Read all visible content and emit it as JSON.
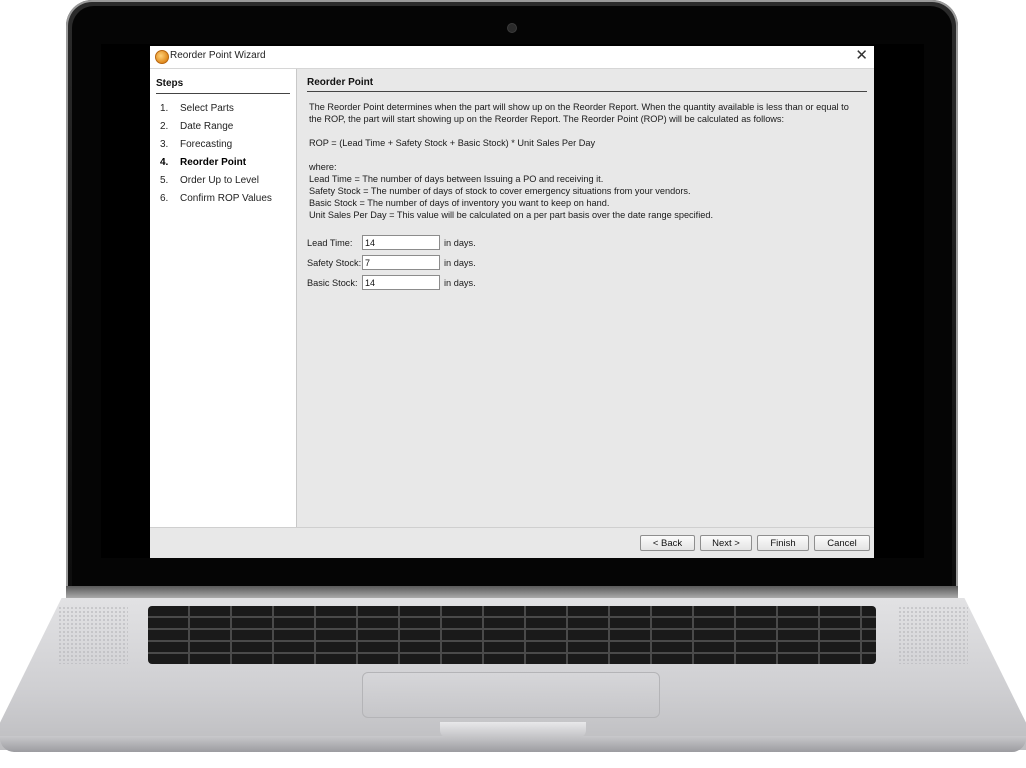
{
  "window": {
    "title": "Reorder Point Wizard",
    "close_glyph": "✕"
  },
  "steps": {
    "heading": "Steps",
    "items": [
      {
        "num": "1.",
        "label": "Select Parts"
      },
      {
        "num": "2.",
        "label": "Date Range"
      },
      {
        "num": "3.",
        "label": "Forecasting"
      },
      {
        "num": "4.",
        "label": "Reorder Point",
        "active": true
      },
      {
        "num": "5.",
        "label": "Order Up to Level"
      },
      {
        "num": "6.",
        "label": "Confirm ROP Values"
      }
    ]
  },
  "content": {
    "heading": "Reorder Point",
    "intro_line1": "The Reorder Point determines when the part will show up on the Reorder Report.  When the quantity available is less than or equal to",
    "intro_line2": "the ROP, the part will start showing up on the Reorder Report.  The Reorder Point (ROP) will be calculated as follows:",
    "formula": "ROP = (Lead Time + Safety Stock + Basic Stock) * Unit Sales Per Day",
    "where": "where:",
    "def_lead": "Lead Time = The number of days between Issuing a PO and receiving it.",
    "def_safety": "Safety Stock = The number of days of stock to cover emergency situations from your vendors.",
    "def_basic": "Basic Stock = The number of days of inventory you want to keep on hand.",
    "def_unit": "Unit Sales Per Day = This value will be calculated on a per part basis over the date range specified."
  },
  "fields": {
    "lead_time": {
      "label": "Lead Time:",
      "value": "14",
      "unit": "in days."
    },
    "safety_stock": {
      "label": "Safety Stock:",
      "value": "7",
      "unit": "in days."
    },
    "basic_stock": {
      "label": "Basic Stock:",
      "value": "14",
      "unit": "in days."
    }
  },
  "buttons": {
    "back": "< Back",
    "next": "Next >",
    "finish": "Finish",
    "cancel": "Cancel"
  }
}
•••••
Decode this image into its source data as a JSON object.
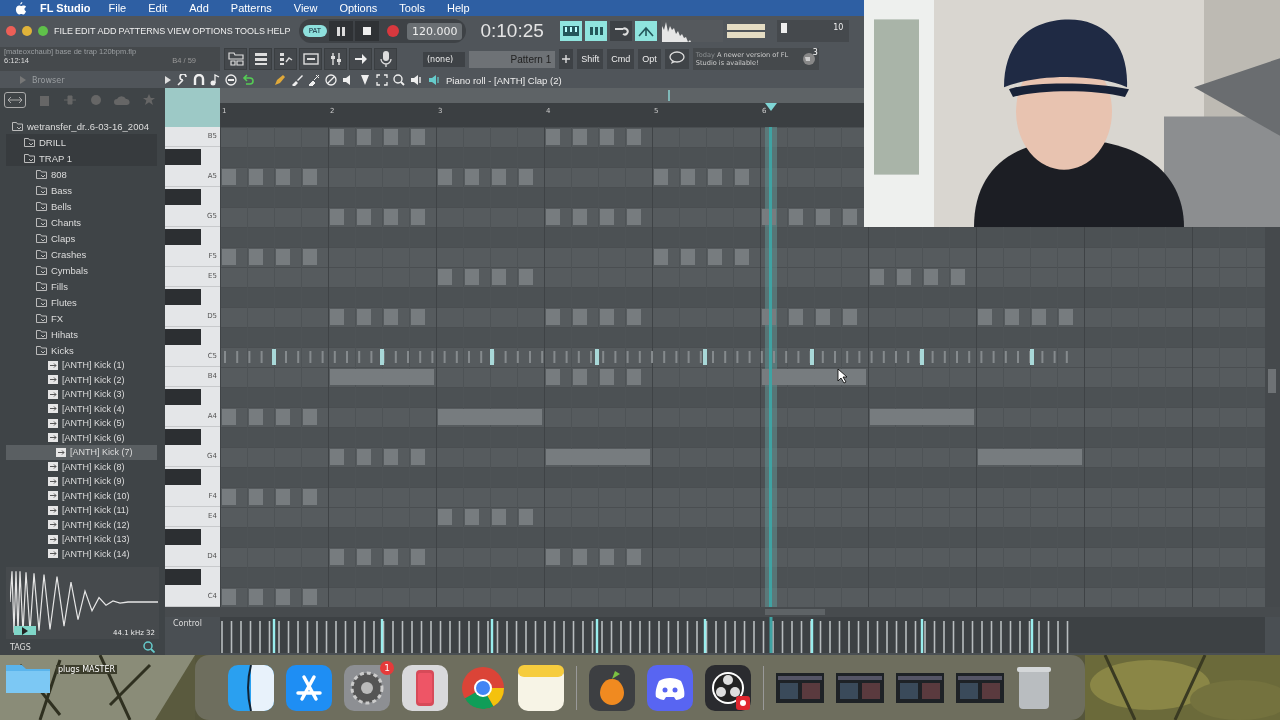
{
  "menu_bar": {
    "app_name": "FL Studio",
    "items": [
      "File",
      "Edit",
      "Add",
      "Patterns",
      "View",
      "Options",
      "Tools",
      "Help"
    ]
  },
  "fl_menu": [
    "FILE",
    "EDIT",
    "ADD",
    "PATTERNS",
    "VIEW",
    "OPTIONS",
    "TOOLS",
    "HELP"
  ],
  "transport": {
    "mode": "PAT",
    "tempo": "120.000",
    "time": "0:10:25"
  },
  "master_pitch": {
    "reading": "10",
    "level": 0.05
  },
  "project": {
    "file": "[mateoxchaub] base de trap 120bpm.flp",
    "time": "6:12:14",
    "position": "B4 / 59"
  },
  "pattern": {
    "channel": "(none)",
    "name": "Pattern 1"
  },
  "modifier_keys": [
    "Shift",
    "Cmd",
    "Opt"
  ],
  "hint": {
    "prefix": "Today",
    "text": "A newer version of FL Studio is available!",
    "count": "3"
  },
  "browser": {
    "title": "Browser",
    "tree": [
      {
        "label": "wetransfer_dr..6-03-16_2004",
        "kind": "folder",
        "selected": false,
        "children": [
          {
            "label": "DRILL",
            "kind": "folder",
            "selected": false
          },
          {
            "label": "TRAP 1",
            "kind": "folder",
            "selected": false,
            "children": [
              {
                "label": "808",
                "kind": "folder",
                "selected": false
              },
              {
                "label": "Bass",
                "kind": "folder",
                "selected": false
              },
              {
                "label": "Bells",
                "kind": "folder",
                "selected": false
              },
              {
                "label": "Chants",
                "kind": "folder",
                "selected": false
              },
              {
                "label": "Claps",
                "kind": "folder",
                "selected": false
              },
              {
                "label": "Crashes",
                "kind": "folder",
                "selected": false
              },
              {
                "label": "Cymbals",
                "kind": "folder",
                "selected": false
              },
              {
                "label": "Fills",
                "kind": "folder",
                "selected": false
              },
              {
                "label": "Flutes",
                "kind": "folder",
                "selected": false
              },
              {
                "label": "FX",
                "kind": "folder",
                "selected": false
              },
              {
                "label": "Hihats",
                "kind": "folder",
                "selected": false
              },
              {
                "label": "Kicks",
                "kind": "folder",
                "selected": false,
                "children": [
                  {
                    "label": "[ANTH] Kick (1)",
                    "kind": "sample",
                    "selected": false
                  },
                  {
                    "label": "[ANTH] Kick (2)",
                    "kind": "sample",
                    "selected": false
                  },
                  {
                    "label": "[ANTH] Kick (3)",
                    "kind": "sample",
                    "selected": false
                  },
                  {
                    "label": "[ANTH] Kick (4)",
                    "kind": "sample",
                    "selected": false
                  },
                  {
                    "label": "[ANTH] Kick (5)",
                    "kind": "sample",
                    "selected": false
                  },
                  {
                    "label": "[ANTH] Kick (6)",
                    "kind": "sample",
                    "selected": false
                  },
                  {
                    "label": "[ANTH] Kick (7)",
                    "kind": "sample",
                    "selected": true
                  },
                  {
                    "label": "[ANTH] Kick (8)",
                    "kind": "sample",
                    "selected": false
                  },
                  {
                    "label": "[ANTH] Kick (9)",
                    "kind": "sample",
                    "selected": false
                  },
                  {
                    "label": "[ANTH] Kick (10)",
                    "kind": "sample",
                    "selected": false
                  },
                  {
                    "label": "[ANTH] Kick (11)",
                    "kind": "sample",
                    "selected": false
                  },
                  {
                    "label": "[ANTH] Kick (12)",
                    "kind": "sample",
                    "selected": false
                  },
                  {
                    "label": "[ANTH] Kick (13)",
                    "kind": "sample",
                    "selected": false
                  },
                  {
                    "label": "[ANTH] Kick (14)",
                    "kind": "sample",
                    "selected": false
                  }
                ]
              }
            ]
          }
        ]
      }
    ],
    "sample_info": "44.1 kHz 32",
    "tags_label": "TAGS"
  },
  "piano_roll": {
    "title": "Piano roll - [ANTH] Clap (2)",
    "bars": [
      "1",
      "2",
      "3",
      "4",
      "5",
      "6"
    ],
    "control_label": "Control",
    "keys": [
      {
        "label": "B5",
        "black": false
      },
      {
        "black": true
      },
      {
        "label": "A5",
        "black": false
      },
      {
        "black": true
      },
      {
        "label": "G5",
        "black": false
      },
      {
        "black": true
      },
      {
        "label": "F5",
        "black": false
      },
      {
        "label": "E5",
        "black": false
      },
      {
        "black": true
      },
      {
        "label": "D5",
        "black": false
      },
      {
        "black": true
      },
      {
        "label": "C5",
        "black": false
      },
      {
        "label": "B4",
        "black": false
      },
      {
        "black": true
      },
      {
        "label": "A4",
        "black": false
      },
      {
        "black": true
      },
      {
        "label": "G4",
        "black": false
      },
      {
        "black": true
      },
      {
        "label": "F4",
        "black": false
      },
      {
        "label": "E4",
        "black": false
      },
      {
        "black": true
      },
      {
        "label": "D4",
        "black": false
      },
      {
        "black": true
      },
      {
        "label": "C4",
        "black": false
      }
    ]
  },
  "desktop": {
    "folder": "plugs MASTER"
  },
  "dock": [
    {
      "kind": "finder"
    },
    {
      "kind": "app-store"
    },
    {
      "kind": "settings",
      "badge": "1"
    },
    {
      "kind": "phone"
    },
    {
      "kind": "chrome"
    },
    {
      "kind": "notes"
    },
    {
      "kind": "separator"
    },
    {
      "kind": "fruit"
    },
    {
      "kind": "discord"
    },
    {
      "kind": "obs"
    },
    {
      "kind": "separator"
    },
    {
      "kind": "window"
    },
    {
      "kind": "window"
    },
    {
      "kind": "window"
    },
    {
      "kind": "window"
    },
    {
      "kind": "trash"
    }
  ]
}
•••••
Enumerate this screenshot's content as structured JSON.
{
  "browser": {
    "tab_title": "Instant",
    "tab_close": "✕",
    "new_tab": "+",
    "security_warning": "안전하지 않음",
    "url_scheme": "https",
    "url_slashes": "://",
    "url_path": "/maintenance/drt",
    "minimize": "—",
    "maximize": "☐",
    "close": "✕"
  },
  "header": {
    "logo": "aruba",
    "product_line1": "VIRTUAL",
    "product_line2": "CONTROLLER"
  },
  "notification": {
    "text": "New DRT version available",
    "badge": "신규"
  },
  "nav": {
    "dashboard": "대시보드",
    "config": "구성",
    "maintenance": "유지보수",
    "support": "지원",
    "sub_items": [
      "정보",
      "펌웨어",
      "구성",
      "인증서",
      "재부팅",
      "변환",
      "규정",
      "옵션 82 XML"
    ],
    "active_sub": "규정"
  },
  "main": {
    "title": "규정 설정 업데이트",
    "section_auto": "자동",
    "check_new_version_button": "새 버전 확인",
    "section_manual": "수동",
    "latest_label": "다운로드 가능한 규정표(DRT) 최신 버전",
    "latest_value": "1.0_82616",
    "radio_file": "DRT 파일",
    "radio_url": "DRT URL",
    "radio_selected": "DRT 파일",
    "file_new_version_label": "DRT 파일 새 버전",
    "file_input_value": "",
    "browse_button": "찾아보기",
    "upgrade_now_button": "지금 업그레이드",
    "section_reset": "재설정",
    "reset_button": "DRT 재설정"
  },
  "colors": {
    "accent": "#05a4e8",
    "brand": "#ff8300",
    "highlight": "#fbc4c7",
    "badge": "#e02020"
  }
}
•••••
Look through the entries above; copy each line where the string "maintenance" appears.

    "url_path": "/maintenance/drt",
    "maintenance": "유지보수",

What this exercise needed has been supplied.